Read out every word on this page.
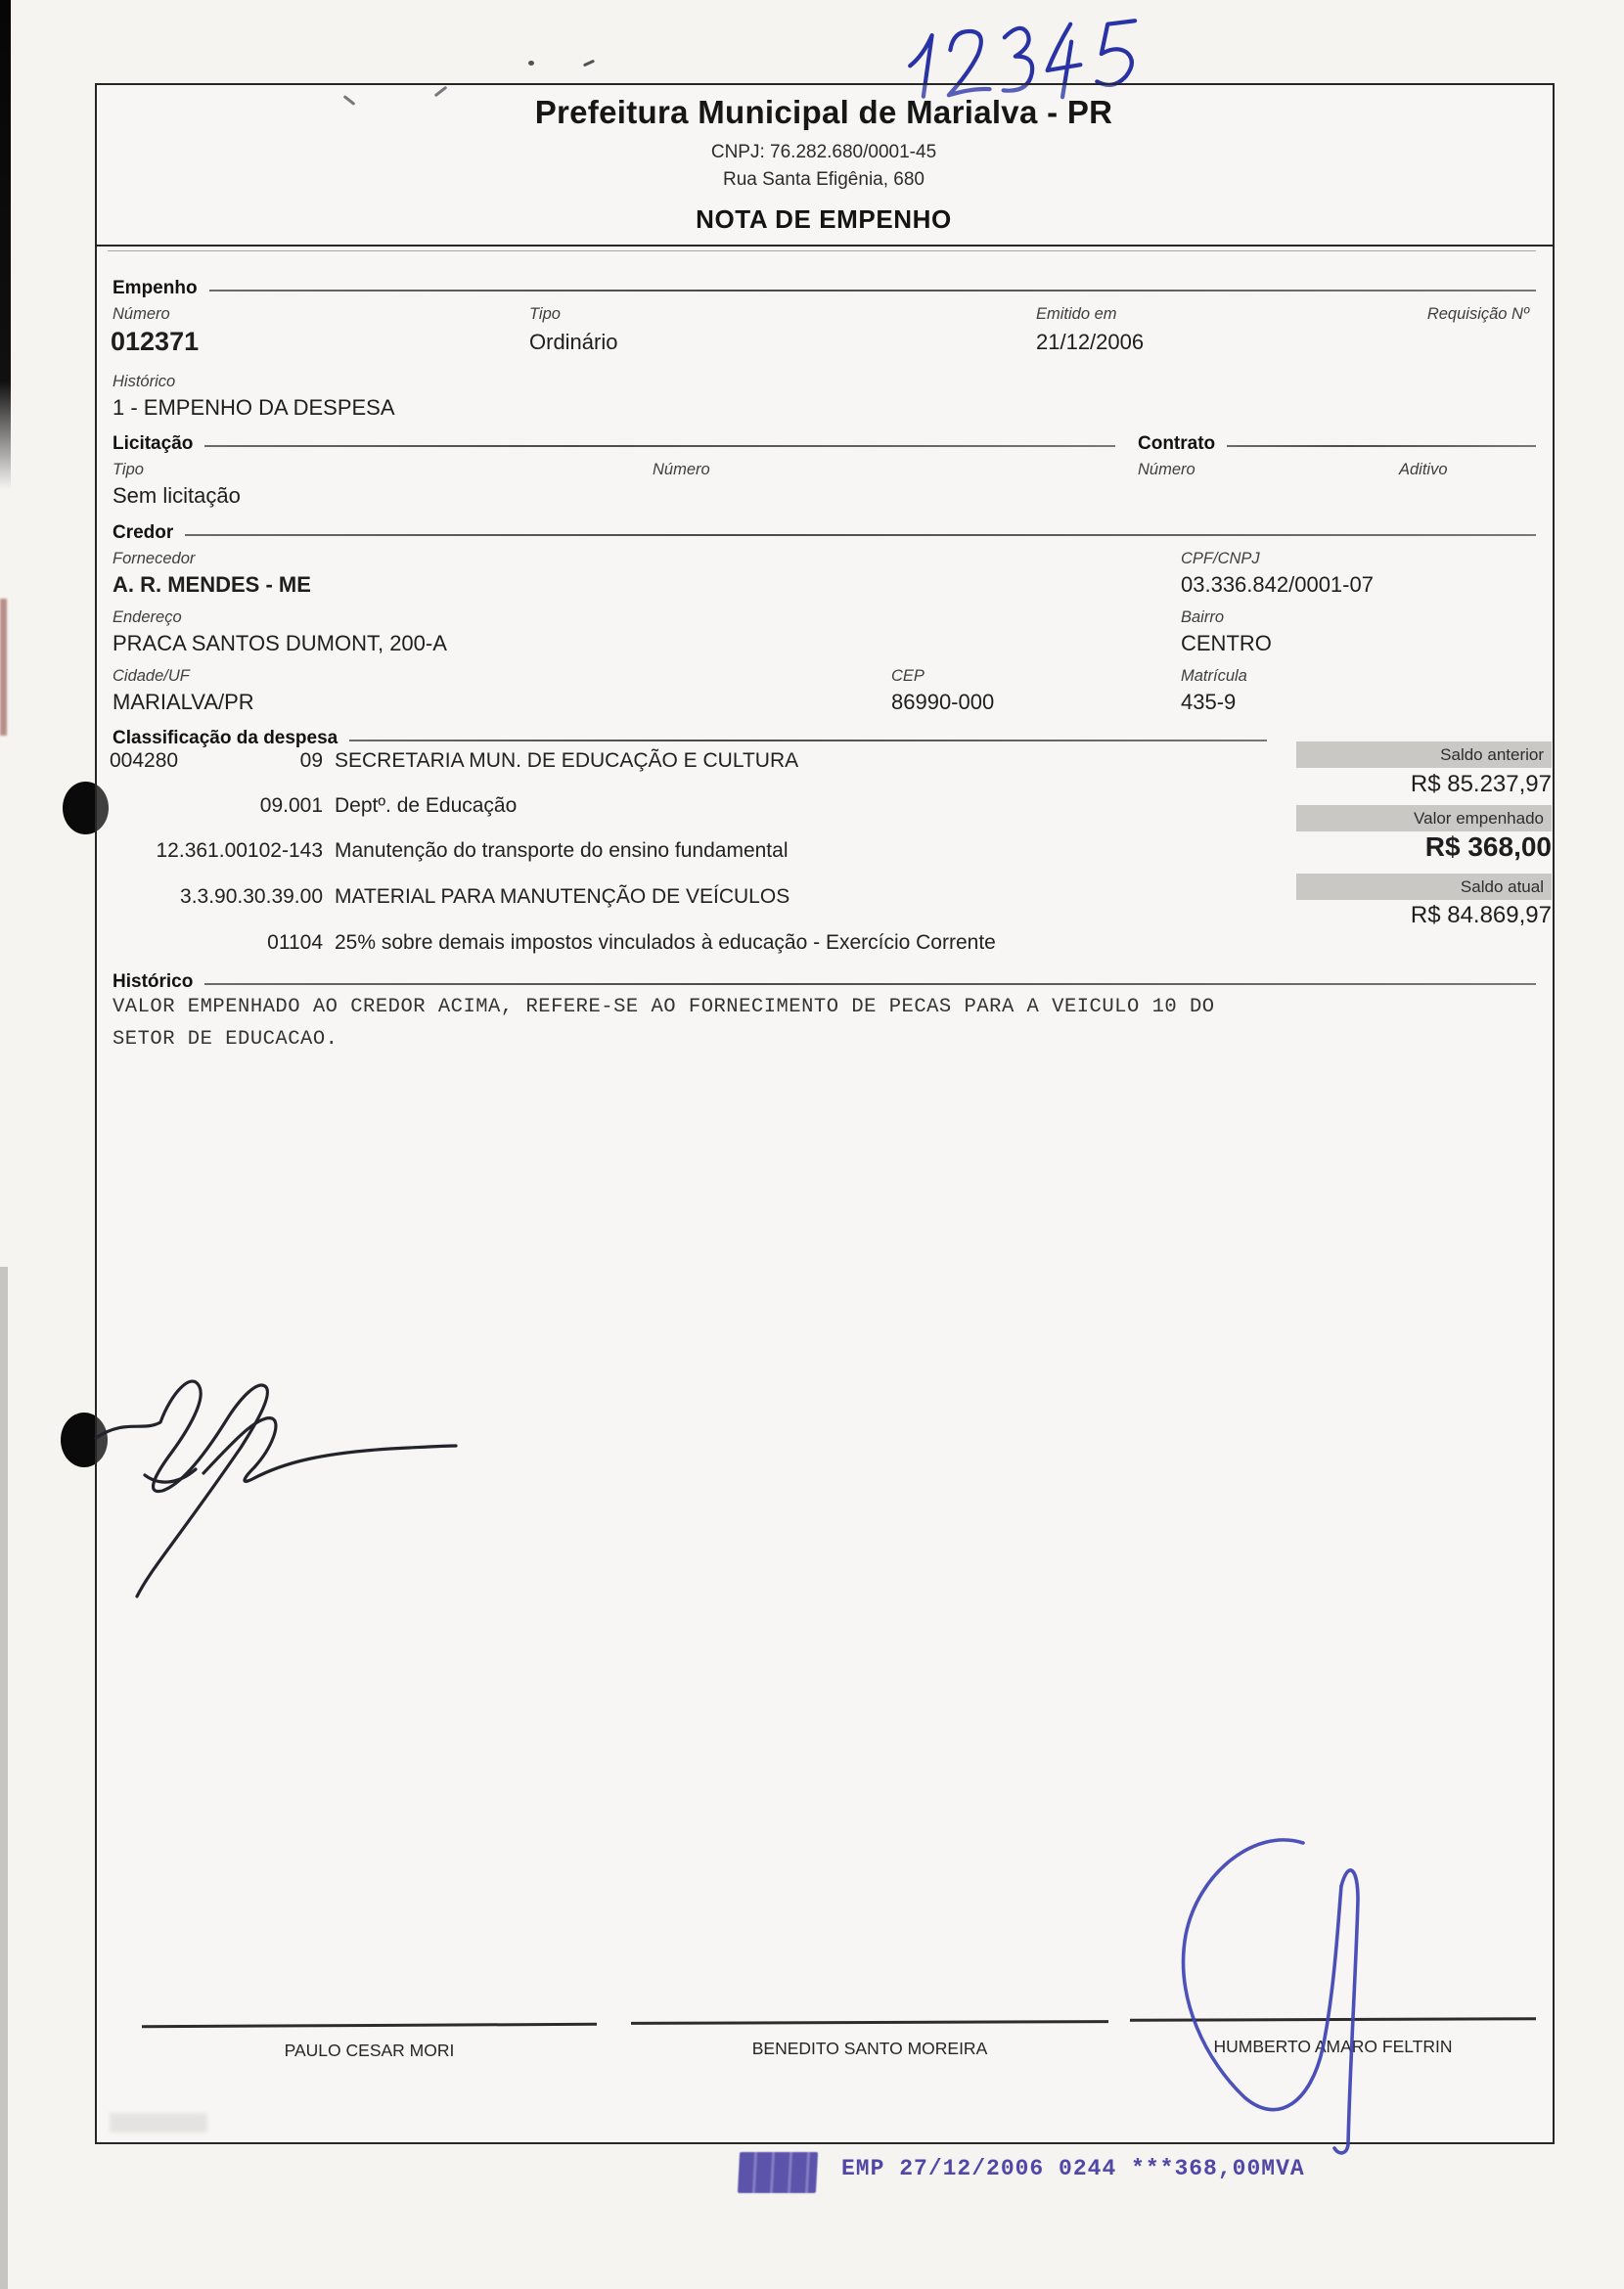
Prefeitura Municipal de Marialva - PR
CNPJ: 76.282.680/0001-45
Rua Santa Efigênia, 680
NOTA DE EMPENHO
Empenho
Número	Tipo	Emitido em	Requisição Nº
012371	Ordinário	21/12/2006
Histórico
1 - EMPENHO DA DESPESA
Licitação	Contrato
Tipo	Número	Número	Aditivo
Sem licitação
Credor
Fornecedor	CPF/CNPJ
A. R. MENDES - ME	03.336.842/0001-07
Endereço	Bairro
PRACA SANTOS DUMONT, 200-A	CENTRO
Cidade/UF	CEP	Matrícula
MARIALVA/PR	86990-000	435-9
Classificação da despesa
004280	09 SECRETARIA MUN. DE EDUCAÇÃO E CULTURA
09.001 Deptº. de Educação
12.361.00102-143 Manutenção do transporte do ensino fundamental
3.3.90.30.39.00 MATERIAL PARA MANUTENÇÃO DE VEÍCULOS
01104 25% sobre demais impostos vinculados à educação - Exercício Corrente
Saldo anterior
R$ 85.237,97
Valor empenhado
R$ 368,00
Saldo atual
R$ 84.869,97
Histórico
VALOR EMPENHADO AO CREDOR ACIMA, REFERE-SE AO FORNECIMENTO DE PECAS PARA A VEICULO 10 DO
SETOR DE EDUCACAO.
PAULO CESAR MORI	BENEDITO SANTO MOREIRA	HUMBERTO AMARO FELTRIN
EMP 27/12/2006 0244 ***368,00MVA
= = = = = = =
• What you need to do:
Gather every line from the listing above in which "Tipo" appears, and copy those lines.

• Task result:
Número	Tipo	Emitido em	Requisição Nº
Tipo	Número	Número	Aditivo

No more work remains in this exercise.